#### Instruction:
Give the number of lines that include the string "vrednosti", nothing more.
══════════
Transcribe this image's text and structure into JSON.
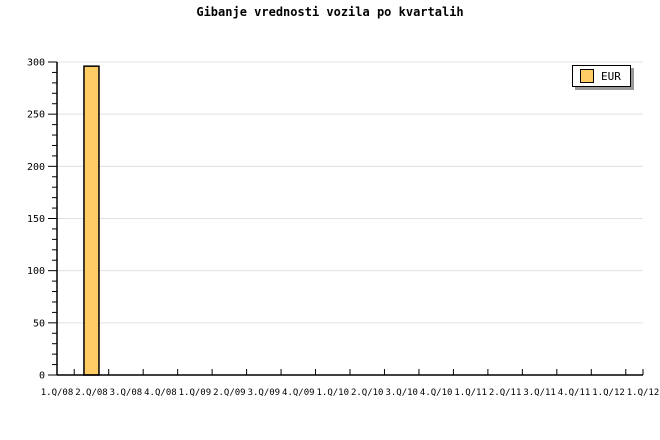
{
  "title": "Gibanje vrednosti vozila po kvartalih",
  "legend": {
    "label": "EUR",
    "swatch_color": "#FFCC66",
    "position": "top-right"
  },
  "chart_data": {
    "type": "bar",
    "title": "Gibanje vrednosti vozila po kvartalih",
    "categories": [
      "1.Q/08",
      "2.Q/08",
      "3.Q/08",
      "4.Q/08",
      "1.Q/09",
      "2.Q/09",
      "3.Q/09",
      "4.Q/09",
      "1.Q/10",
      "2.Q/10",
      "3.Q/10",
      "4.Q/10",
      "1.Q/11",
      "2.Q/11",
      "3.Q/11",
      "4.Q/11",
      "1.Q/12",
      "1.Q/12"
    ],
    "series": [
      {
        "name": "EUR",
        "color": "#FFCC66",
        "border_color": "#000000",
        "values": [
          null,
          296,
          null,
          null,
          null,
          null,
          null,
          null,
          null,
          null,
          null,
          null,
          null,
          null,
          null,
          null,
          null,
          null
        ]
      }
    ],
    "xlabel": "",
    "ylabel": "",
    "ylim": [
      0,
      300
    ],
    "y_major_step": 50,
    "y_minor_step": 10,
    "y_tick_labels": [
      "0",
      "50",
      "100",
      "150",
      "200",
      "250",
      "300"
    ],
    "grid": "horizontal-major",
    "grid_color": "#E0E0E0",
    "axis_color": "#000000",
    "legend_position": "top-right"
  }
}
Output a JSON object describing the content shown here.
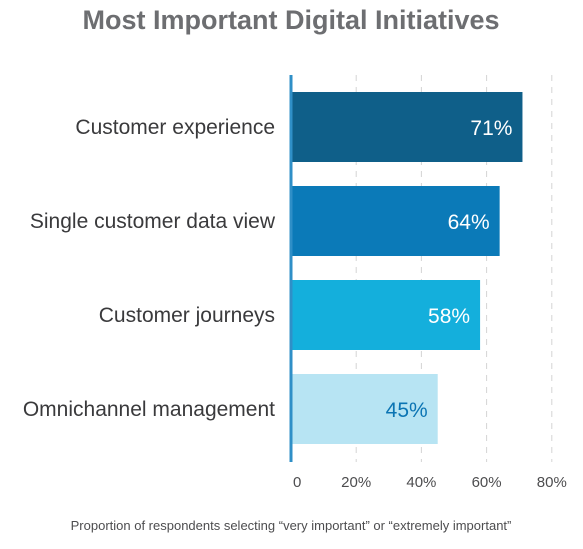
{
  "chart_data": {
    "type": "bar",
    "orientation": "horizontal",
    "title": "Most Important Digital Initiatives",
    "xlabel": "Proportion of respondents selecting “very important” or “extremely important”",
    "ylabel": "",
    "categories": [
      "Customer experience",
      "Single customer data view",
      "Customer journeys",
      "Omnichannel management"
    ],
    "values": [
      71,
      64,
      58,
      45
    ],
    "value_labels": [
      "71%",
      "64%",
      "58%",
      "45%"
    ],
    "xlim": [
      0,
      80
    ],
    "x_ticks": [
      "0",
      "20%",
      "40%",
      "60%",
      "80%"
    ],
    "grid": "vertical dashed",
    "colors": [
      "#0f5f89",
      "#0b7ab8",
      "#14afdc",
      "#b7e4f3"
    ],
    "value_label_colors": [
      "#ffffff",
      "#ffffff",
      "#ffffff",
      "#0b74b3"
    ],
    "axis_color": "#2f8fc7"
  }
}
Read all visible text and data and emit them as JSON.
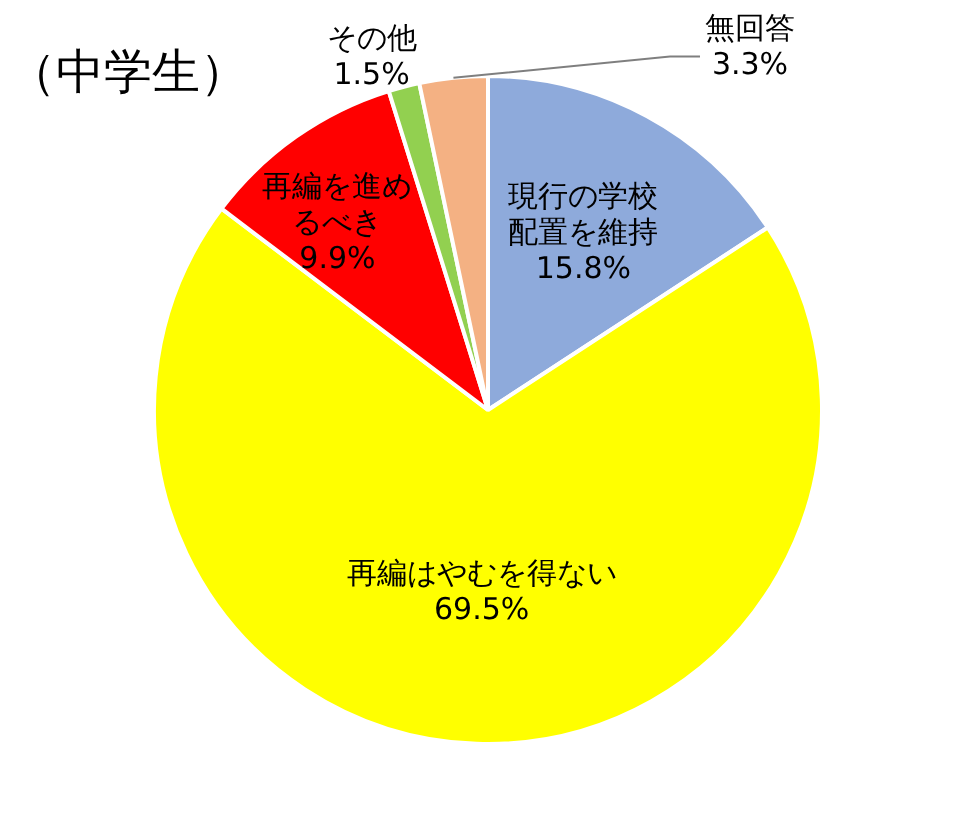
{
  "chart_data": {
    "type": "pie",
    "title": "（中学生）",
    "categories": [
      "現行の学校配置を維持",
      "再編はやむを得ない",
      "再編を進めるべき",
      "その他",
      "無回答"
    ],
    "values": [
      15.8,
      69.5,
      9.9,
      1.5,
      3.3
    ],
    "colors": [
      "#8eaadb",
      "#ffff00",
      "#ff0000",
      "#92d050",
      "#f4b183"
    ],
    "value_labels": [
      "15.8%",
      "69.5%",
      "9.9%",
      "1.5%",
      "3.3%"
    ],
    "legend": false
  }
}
══════════
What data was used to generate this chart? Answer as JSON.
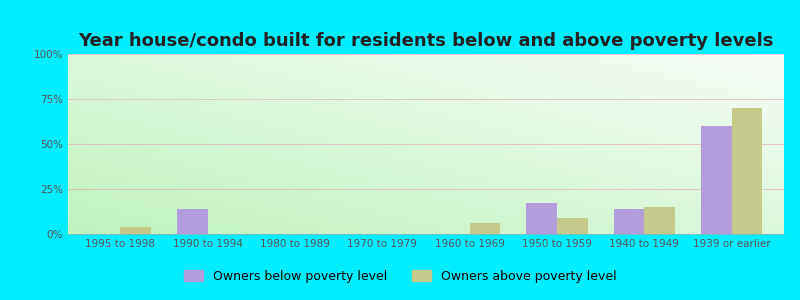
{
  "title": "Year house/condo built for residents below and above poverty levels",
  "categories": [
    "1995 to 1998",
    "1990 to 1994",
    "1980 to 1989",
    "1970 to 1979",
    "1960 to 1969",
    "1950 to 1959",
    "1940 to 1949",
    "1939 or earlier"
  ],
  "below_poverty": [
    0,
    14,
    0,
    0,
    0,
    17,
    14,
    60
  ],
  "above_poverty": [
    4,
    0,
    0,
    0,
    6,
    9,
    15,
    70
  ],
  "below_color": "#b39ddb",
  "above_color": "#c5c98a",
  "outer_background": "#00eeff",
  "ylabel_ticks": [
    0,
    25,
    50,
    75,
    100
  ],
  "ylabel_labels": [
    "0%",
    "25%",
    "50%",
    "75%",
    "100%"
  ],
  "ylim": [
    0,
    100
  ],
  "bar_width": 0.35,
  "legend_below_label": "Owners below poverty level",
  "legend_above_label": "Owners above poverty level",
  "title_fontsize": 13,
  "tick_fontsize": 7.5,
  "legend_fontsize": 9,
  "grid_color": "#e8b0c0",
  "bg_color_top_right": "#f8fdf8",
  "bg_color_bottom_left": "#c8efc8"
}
══════════
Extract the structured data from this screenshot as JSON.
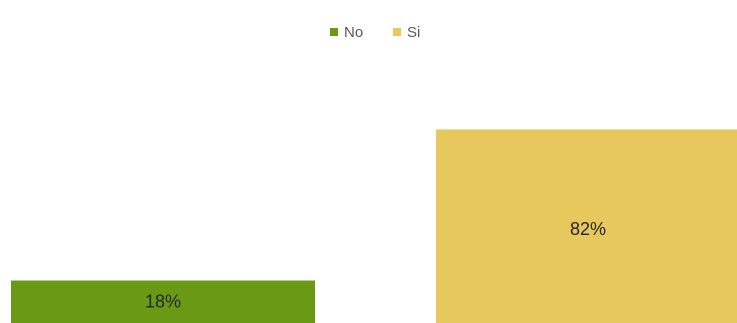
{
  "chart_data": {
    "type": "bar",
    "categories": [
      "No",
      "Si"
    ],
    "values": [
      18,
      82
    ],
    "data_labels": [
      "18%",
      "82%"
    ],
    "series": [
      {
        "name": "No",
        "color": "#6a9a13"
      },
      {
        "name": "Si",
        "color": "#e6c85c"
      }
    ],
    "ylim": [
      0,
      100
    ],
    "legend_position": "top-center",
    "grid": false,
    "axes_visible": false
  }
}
══════════
#### Response below:
2